▸ WORK INSTRUCTIONS
Present the following entries again, word for word and in full.

**** RECORDS SHOWN

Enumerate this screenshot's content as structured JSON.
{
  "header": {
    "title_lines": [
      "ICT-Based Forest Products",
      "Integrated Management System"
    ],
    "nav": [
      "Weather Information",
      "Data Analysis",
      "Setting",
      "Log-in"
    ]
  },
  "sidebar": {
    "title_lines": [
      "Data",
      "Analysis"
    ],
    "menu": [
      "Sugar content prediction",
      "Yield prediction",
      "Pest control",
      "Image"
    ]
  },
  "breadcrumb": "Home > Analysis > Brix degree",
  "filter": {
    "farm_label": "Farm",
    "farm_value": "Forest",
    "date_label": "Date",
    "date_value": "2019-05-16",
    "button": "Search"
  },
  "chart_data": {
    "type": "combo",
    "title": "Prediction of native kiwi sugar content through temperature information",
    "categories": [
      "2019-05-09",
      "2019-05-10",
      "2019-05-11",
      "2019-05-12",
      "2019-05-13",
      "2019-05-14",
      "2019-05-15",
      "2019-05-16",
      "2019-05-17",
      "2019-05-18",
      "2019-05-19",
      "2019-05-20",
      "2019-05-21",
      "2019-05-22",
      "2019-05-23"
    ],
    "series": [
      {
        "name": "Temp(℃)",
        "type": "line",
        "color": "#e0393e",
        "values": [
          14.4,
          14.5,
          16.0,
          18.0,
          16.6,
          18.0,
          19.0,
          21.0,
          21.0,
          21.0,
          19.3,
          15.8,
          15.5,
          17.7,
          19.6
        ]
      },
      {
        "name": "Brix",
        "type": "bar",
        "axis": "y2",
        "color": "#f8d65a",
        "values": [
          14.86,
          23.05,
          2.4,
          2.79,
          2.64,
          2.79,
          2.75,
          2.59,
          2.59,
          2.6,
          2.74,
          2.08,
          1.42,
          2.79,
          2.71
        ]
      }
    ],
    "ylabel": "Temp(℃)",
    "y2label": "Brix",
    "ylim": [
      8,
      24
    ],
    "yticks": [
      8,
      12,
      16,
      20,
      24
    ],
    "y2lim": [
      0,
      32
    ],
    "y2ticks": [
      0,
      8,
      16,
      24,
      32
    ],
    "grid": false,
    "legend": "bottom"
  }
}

********

▸ SOLUTION TO THE EXERCISE
Enumerate this screenshot's content as structured JSON.
{
  "header": {
    "title_lines": [
      "ICT-Based Forest Products",
      "Integrated Management System"
    ],
    "nav": [
      "Weather Information",
      "Data Analysis",
      "Setting",
      "Log-in"
    ]
  },
  "sidebar": {
    "title_lines": [
      "Data",
      "Analysis"
    ],
    "menu": [
      "Sugar content prediction",
      "Yield prediction",
      "Pest control",
      "Image"
    ]
  },
  "breadcrumb": "Home > Analysis > Brix degree",
  "filter": {
    "farm_label": "Farm",
    "farm_value": "Forest",
    "date_label": "Date",
    "date_value": "2019-05-16",
    "button": "Search"
  },
  "chart_data": {
    "type": "combo",
    "title": "Prediction of native kiwi sugar content through temperature information",
    "categories": [
      "2019-05-09",
      "2019-05-10",
      "2019-05-11",
      "2019-05-12",
      "2019-05-13",
      "2019-05-14",
      "2019-05-15",
      "2019-05-16",
      "2019-05-17",
      "2019-05-18",
      "2019-05-19",
      "2019-05-20",
      "2019-05-21",
      "2019-05-22",
      "2019-05-23"
    ],
    "series": [
      {
        "name": "Temp(℃)",
        "type": "line",
        "color": "#e0393e",
        "values": [
          14.4,
          14.5,
          16.0,
          18.0,
          16.6,
          18.0,
          19.0,
          21.0,
          21.0,
          21.0,
          19.3,
          15.8,
          15.5,
          17.7,
          19.6
        ]
      },
      {
        "name": "Brix",
        "type": "bar",
        "axis": "y2",
        "color": "#f8d65a",
        "values": [
          14.86,
          23.05,
          2.4,
          2.79,
          2.64,
          2.79,
          2.75,
          2.59,
          2.59,
          2.6,
          2.74,
          2.08,
          1.42,
          2.79,
          2.71
        ]
      }
    ],
    "ylabel": "Temp(℃)",
    "y2label": "Brix",
    "ylim": [
      8,
      24
    ],
    "yticks": [
      8,
      12,
      16,
      20,
      24
    ],
    "y2lim": [
      0,
      32
    ],
    "y2ticks": [
      0,
      8,
      16,
      24,
      32
    ],
    "grid": false,
    "legend": "bottom"
  }
}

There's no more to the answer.